## Aim of the exercise
List all lines of the data containing the word "дисплеев".

(Data records)
########
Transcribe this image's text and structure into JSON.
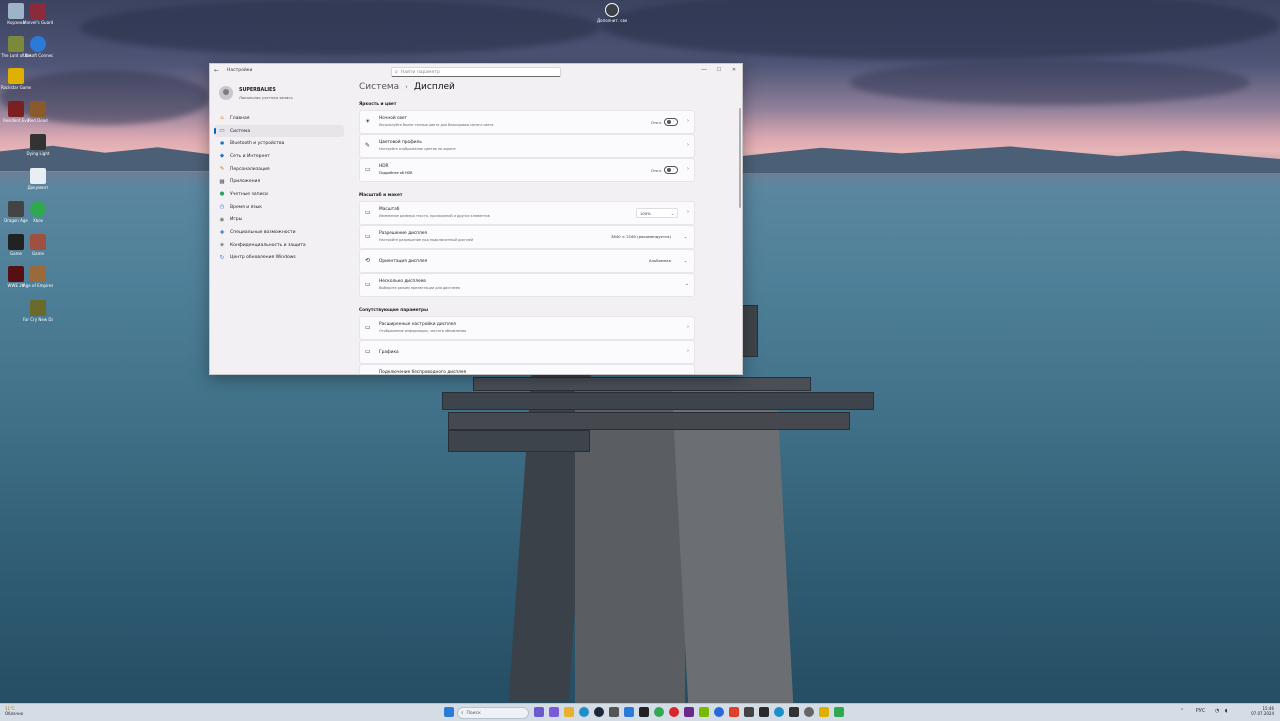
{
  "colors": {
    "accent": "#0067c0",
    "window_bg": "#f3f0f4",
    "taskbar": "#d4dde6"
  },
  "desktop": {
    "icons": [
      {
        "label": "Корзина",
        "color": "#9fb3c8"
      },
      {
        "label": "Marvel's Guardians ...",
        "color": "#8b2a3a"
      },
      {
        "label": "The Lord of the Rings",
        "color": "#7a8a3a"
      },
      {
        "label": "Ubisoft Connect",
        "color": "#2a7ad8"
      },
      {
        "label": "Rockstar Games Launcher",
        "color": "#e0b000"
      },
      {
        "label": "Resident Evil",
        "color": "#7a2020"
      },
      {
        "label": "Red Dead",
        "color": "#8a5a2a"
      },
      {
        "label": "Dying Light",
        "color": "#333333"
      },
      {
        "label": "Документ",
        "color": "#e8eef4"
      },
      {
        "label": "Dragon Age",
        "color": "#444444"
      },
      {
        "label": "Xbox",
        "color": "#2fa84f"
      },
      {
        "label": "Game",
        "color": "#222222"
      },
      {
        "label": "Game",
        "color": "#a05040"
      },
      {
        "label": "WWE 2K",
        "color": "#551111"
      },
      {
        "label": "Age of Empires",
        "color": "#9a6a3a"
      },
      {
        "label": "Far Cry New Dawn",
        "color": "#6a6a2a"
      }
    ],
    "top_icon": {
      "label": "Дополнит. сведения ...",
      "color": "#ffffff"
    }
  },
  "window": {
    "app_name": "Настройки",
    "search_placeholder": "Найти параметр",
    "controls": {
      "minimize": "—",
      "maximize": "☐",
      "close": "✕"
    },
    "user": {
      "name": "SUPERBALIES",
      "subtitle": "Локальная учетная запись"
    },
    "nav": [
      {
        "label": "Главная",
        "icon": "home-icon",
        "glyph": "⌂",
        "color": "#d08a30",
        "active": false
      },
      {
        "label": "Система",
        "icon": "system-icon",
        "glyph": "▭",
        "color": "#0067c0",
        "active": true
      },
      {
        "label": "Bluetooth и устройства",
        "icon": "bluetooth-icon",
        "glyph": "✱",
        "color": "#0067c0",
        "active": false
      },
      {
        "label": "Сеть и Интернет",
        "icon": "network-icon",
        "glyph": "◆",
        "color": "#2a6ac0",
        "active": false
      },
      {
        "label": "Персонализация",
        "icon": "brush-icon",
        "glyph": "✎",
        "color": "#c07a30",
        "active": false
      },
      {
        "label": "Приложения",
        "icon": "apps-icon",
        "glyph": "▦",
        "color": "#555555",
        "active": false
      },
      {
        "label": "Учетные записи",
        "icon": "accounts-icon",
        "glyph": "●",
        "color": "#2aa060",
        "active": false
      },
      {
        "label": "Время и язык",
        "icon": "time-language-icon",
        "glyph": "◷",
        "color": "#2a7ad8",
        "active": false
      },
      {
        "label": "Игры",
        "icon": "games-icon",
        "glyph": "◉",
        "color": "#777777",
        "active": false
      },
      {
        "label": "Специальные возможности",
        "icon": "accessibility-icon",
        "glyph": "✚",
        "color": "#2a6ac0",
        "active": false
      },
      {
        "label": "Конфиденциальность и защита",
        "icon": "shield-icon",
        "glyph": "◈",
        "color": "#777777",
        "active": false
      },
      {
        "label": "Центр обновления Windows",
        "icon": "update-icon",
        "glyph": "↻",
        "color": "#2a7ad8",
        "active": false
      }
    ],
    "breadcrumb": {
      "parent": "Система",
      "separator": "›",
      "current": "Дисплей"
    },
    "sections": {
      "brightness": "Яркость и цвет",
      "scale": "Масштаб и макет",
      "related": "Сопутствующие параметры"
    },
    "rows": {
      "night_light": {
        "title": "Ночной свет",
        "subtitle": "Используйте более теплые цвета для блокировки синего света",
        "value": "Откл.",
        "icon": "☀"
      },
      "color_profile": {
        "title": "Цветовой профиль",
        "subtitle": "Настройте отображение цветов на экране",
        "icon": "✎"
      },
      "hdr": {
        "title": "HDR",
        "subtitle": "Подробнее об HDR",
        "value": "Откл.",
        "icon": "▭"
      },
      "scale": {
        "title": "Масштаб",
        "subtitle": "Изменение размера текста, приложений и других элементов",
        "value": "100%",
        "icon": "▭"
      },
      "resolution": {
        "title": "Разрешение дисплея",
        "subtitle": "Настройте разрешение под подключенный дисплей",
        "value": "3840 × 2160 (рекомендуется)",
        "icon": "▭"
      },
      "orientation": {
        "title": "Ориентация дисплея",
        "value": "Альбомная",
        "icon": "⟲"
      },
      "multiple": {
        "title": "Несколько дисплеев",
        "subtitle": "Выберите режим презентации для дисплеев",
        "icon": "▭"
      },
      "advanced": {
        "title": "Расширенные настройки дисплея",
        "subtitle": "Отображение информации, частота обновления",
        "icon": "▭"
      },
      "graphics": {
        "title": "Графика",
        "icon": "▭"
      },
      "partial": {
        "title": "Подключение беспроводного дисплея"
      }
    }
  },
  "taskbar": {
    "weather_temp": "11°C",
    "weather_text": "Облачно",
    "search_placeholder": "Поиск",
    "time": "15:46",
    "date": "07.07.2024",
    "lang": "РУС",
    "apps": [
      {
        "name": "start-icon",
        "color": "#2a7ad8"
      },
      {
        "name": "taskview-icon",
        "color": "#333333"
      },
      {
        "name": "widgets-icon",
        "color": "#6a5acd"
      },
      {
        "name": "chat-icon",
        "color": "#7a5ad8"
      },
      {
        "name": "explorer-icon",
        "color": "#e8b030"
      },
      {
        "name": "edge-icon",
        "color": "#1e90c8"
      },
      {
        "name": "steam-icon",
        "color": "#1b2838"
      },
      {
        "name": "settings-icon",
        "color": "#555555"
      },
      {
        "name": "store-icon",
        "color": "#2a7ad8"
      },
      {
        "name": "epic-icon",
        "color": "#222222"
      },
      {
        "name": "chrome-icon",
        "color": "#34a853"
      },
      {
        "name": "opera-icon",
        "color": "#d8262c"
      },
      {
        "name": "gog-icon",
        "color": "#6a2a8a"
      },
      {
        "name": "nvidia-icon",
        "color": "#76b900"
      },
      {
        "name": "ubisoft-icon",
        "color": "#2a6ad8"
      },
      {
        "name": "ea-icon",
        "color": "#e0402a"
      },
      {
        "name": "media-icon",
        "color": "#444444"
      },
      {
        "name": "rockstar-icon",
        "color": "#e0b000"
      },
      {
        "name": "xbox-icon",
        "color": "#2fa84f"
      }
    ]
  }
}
########
## Answer for this exercise
        "title": "Несколько дисплеев",
        "subtitle": "Выберите режим презентации для дисплеев",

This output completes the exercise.